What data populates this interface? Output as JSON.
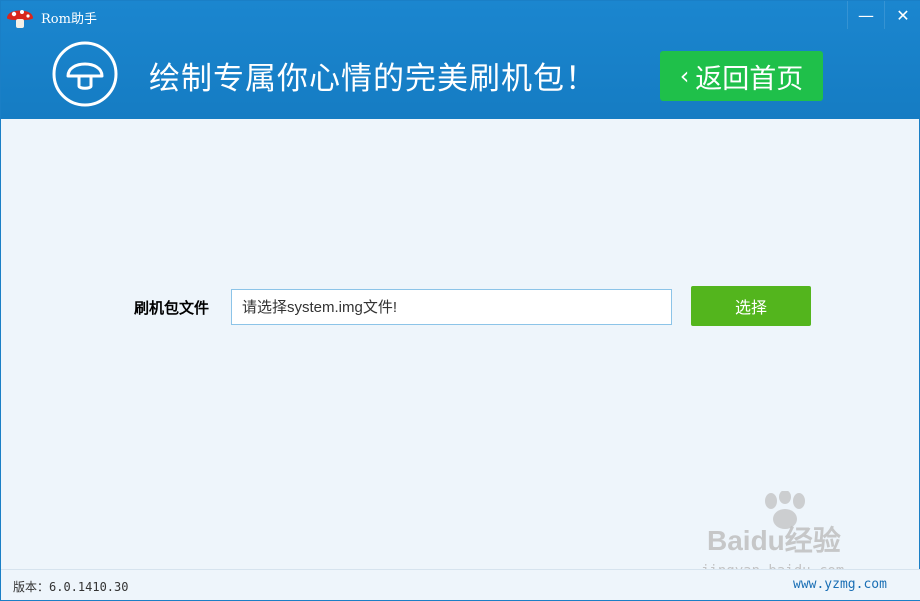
{
  "window": {
    "title": "Rom助手",
    "controls": {
      "minimize": "—",
      "close": "✕"
    }
  },
  "banner": {
    "slogan": "绘制专属你心情的完美刷机包！",
    "home_button_label": "返回首页",
    "home_button_chevron": "‹"
  },
  "form": {
    "label": "刷机包文件",
    "input_placeholder": "请选择system.img文件!",
    "input_value": "",
    "select_button_label": "选择"
  },
  "footer": {
    "version": "版本：6.0.1410.30"
  },
  "watermark": {
    "brand": "Baidu经验",
    "url": "jingyan.baidu.com",
    "site": "www.yzmg.com"
  },
  "colors": {
    "header": "#1b86cf",
    "home_button": "#1fc04a",
    "select_button": "#53b51d",
    "body_bg": "#eef5fb"
  },
  "icons": {
    "app_logo": "mushroom-icon",
    "banner": "mushroom-outline-icon"
  }
}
______________________________
Requirement
Leave the pictures out and reproduce each record exactly as written.

Answer to this problem
What data populates this interface? Output as JSON.
{
  "window": {
    "title": "Rom助手",
    "controls": {
      "minimize": "—",
      "close": "✕"
    }
  },
  "banner": {
    "slogan": "绘制专属你心情的完美刷机包！",
    "home_button_label": "返回首页",
    "home_button_chevron": "‹"
  },
  "form": {
    "label": "刷机包文件",
    "input_placeholder": "请选择system.img文件!",
    "input_value": "",
    "select_button_label": "选择"
  },
  "footer": {
    "version": "版本：6.0.1410.30"
  },
  "watermark": {
    "brand": "Baidu经验",
    "url": "jingyan.baidu.com",
    "site": "www.yzmg.com"
  },
  "colors": {
    "header": "#1b86cf",
    "home_button": "#1fc04a",
    "select_button": "#53b51d",
    "body_bg": "#eef5fb"
  },
  "icons": {
    "app_logo": "mushroom-icon",
    "banner": "mushroom-outline-icon"
  }
}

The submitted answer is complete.